WHAT IS EXPECTED:
Restate all the material verbatim, except for the pictures.

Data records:

= = = =

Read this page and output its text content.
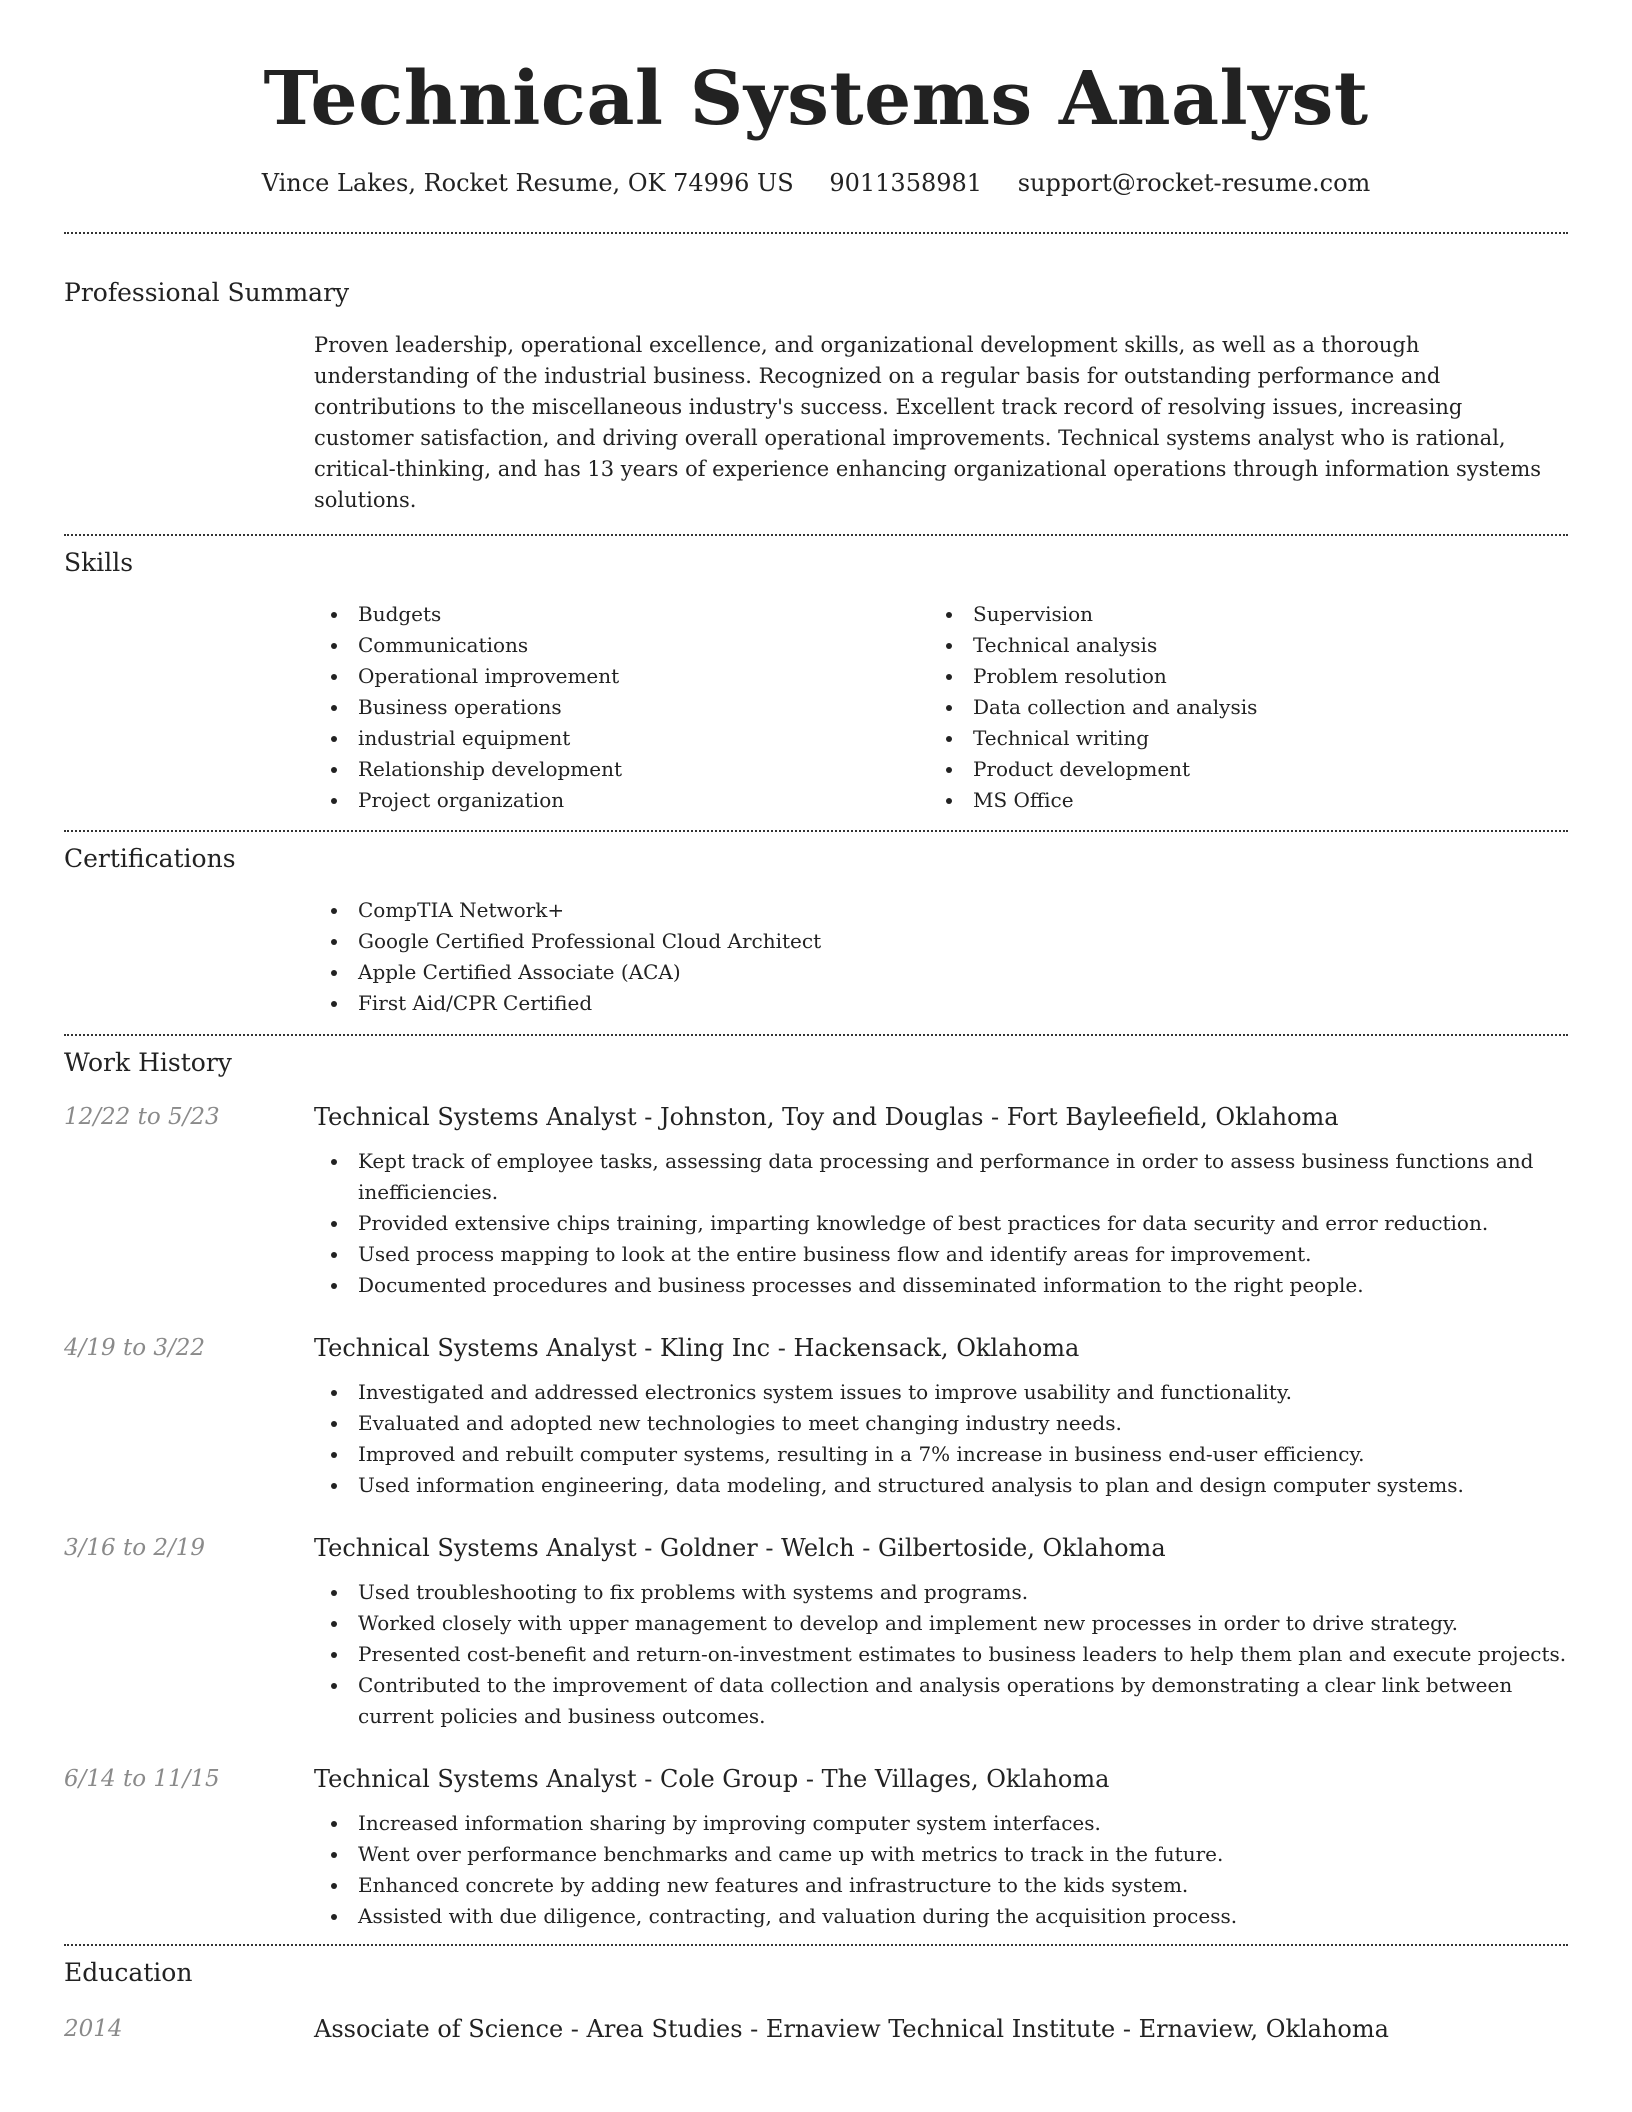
Technical Systems Analyst
Vince Lakes, Rocket Resume, OK 74996 US 9011358981 support@rocket-resume.com
Professional Summary
Proven leadership, operational excellence, and organizational development skills, as well as a thorough understanding of the industrial business. Recognized on a regular basis for outstanding performance and contributions to the miscellaneous industry's success. Excellent track record of resolving issues, increasing customer satisfaction, and driving overall operational improvements. Technical systems analyst who is rational, critical-thinking, and has 13 years of experience enhancing organizational operations through information systems solutions.
Skills
Budgets
Communications
Operational improvement
Business operations
industrial equipment
Relationship development
Project organization
Supervision
Technical analysis
Problem resolution
Data collection and analysis
Technical writing
Product development
MS Office
Certifications
CompTIA Network+
Google Certified Professional Cloud Architect
Apple Certified Associate (ACA)
First Aid/CPR Certified
Work History
12/22 to 5/23	Technical Systems Analyst - Johnston, Toy and Douglas - Fort Bayleefield, Oklahoma
Kept track of employee tasks, assessing data processing and performance in order to assess business functions and inefficiencies.
Provided extensive chips training, imparting knowledge of best practices for data security and error reduction.
Used process mapping to look at the entire business flow and identify areas for improvement.
Documented procedures and business processes and disseminated information to the right people.
4/19 to 3/22	Technical Systems Analyst - Kling Inc - Hackensack, Oklahoma
Investigated and addressed electronics system issues to improve usability and functionality.
Evaluated and adopted new technologies to meet changing industry needs.
Improved and rebuilt computer systems, resulting in a 7% increase in business end-user efficiency.
Used information engineering, data modeling, and structured analysis to plan and design computer systems.
3/16 to 2/19	Technical Systems Analyst - Goldner - Welch - Gilbertoside, Oklahoma
Used troubleshooting to fix problems with systems and programs.
Worked closely with upper management to develop and implement new processes in order to drive strategy.
Presented cost-benefit and return-on-investment estimates to business leaders to help them plan and execute projects.
Contributed to the improvement of data collection and analysis operations by demonstrating a clear link between current policies and business outcomes.
6/14 to 11/15	Technical Systems Analyst - Cole Group - The Villages, Oklahoma
Increased information sharing by improving computer system interfaces.
Went over performance benchmarks and came up with metrics to track in the future.
Enhanced concrete by adding new features and infrastructure to the kids system.
Assisted with due diligence, contracting, and valuation during the acquisition process.
Education
2014	Associate of Science - Area Studies - Ernaview Technical Institute - Ernaview, Oklahoma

= = = =

EXERCISE RESULT:
Read this page and output its text content.
Technical Systems Analyst
Vince Lakes, Rocket Resume, OK 74996 US 9011358981 support@rocket-resume.com
Professional Summary
Proven leadership, operational excellence, and organizational development skills, as well as a thorough understanding of the industrial business. Recognized on a regular basis for outstanding performance and contributions to the miscellaneous industry's success. Excellent track record of resolving issues, increasing customer satisfaction, and driving overall operational improvements. Technical systems analyst who is rational, critical-thinking, and has 13 years of experience enhancing organizational operations through information systems solutions.
Skills
Budgets
Communications
Operational improvement
Business operations
industrial equipment
Relationship development
Project organization
Supervision
Technical analysis
Problem resolution
Data collection and analysis
Technical writing
Product development
MS Office
Certifications
CompTIA Network+
Google Certified Professional Cloud Architect
Apple Certified Associate (ACA)
First Aid/CPR Certified
Work History
12/22 to 5/23	Technical Systems Analyst - Johnston, Toy and Douglas - Fort Bayleefield, Oklahoma
Kept track of employee tasks, assessing data processing and performance in order to assess business functions and inefficiencies.
Provided extensive chips training, imparting knowledge of best practices for data security and error reduction.
Used process mapping to look at the entire business flow and identify areas for improvement.
Documented procedures and business processes and disseminated information to the right people.
4/19 to 3/22	Technical Systems Analyst - Kling Inc - Hackensack, Oklahoma
Investigated and addressed electronics system issues to improve usability and functionality.
Evaluated and adopted new technologies to meet changing industry needs.
Improved and rebuilt computer systems, resulting in a 7% increase in business end-user efficiency.
Used information engineering, data modeling, and structured analysis to plan and design computer systems.
3/16 to 2/19	Technical Systems Analyst - Goldner - Welch - Gilbertoside, Oklahoma
Used troubleshooting to fix problems with systems and programs.
Worked closely with upper management to develop and implement new processes in order to drive strategy.
Presented cost-benefit and return-on-investment estimates to business leaders to help them plan and execute projects.
Contributed to the improvement of data collection and analysis operations by demonstrating a clear link between current policies and business outcomes.
6/14 to 11/15	Technical Systems Analyst - Cole Group - The Villages, Oklahoma
Increased information sharing by improving computer system interfaces.
Went over performance benchmarks and came up with metrics to track in the future.
Enhanced concrete by adding new features and infrastructure to the kids system.
Assisted with due diligence, contracting, and valuation during the acquisition process.
Education
2014	Associate of Science - Area Studies - Ernaview Technical Institute - Ernaview, Oklahoma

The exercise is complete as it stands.